## WHAT IS BEING ASKED
Identify and reproduce every line holding the string "Letras".

## START DATASET RECORDS

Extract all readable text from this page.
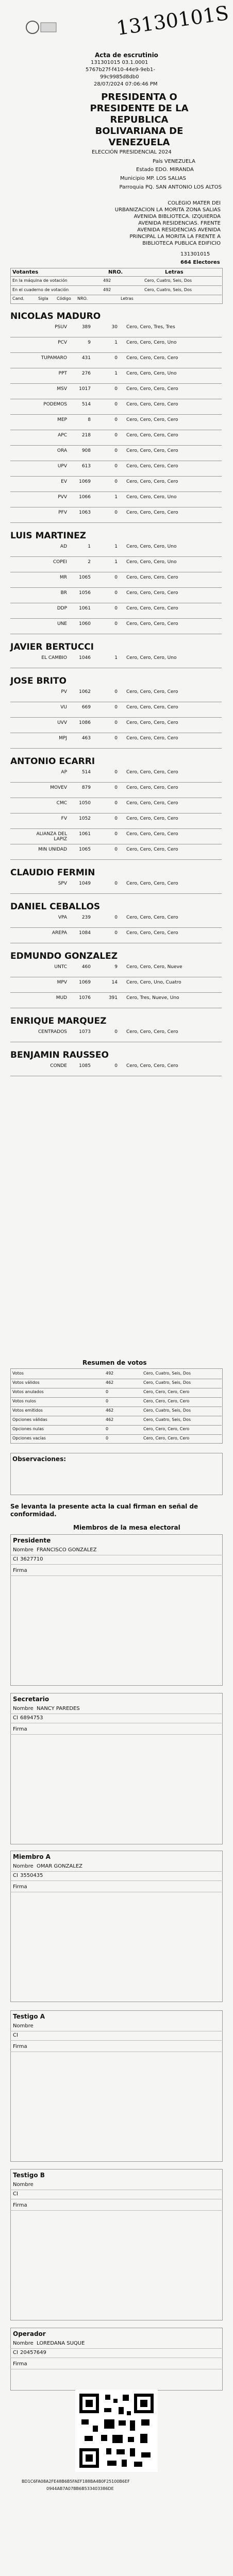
13130101S
Acta de escrutinio
131301015 03.1.0001
5767b27f-f410-44e9-9eb1-
99c9985d8db0
28/07/2024 07:06:46 PM
PRESIDENTA O
PRESIDENTE DE LA
REPUBLICA
BOLIVARIANA DE
VENEZUELA
ELECCIÓN PRESIDENCIAL 2024
País VENEZUELA
Estado EDO. MIRANDA
Municipio MP. LOS SALIAS
Parroquia PQ. SAN ANTONIO LOS ALTOS
COLEGIO MATER DEI
URBANIZACION LA MORITA ZONA SALIAS
AVENIDA BIBLIOTECA. IZQUIERDA
AVENIDA RESIDENCIAS. FRENTE
AVENIDA RESIDENCIAS AVENIDA
PRINCIPAL LA MORITA LA FRENTE A
BIBLIOTECA PUBLICA EDIFICIO
131301015
664 Electores
Votantes	NRO.	Letras
En la máquina de votación	492	Cero, Cuatro, Seis, Dos
En el cuaderno de votación	492	Cero, Cuatro, Seis, Dos
Cand.	Sigla Código NRO.	Letras
NICOLAS MADURO
PSUV	389	30 Cero, Cero, Tres, Tres
PCV	9	1 Cero, Cero, Cero, Uno
TUPAMARO	431	0 Cero, Cero, Cero, Cero
PPT	276	1 Cero, Cero, Cero, Uno
MSV	1017	0 Cero, Cero, Cero, Cero
PODEMOS	514	0 Cero, Cero, Cero, Cero
MEP	8	0 Cero, Cero, Cero, Cero
APC	218	0 Cero, Cero, Cero, Cero
ORA	908	0 Cero, Cero, Cero, Cero
UPV	613	0 Cero, Cero, Cero, Cero
EV	1069	0 Cero, Cero, Cero, Cero
PVV	1066	1 Cero, Cero, Cero, Uno
PFV	1063	0 Cero, Cero, Cero, Cero
LUIS MARTINEZ
AD	1	1 Cero, Cero, Cero, Uno
COPEI	2	1 Cero, Cero, Cero, Uno
MR	1065	0 Cero, Cero, Cero, Cero
BR	1056	0 Cero, Cero, Cero, Cero
DDP	1061	0 Cero, Cero, Cero, Cero
UNE	1060	0 Cero, Cero, Cero, Cero
JAVIER BERTUCCI
EL CAMBIO	1046	1 Cero, Cero, Cero, Uno
JOSE BRITO
PV	1062	0 Cero, Cero, Cero, Cero
VU	669	0 Cero, Cero, Cero, Cero
UVV	1086	0 Cero, Cero, Cero, Cero
MPJ	463	0 Cero, Cero, Cero, Cero
ANTONIO ECARRI
AP	514	0 Cero, Cero, Cero, Cero
MOVEV	879	0 Cero, Cero, Cero, Cero
CMC	1050	0 Cero, Cero, Cero, Cero
FV	1052	0 Cero, Cero, Cero, Cero
ALIANZA DEL LAPIZ
1061	0 Cero, Cero, Cero, Cero
MIN UNIDAD	1065	0 Cero, Cero, Cero, Cero
CLAUDIO FERMIN
SPV	1049	0 Cero, Cero, Cero, Cero
DANIEL CEBALLOS
VPA	239	0 Cero, Cero, Cero, Cero
AREPA	1084	0 Cero, Cero, Cero, Cero
EDMUNDO GONZALEZ
UNTC	460	9 Cero, Cero, Cero, Nueve
MPV	1069	14 Cero, Cero, Uno, Cuatro
MUD	1076	391 Cero, Tres, Nueve, Uno
ENRIQUE MARQUEZ
CENTRADOS	1073	0 Cero, Cero, Cero, Cero
BENJAMIN RAUSSEO
CONDE	1085	0 Cero, Cero, Cero, Cero
Resumen de votos
Votos	492	Cero, Cuatro, Seis, Dos
Votos válidos	462	Cero, Cuatro, Seis, Dos
Votos anulados	0	Cero, Cero, Cero, Cero
Votos nulos	0	Cero, Cero, Cero, Cero
Votos emitidos	462	Cero, Cuatro, Seis, Dos
Opciones válidas	462	Cero, Cuatro, Seis, Dos
Opciones nulas	0	Cero, Cero, Cero, Cero
Opciones vacías	0	Cero, Cero, Cero, Cero
Observaciones:
Se levanta la presente acta la cual firman en señal de conformidad.
Miembros de la mesa electoral
Presidente
Nombre FRANCISCO GONZALEZ
CI 3627710
Firma
Secretario
Nombre NANCY PAREDES
CI 6894753
Firma
Miembro A
Nombre OMAR GONZALEZ
CI 3550435
Firma
Testigo A
Nombre
CI
Firma
Testigo B
Nombre
CI
Firma
Operador
Nombre LOREDANA SUQUE
CI 20457649
Firma
BD1C6FA08A2FE48B6B5FAEF188BA4B0F25100B6EF
0944AB7A07BB6B533403386DE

## END DATASET RECORDS

## TASK RESPONSE
Votantes	NRO.	Letras
Cand.	Sigla Código NRO.	Letras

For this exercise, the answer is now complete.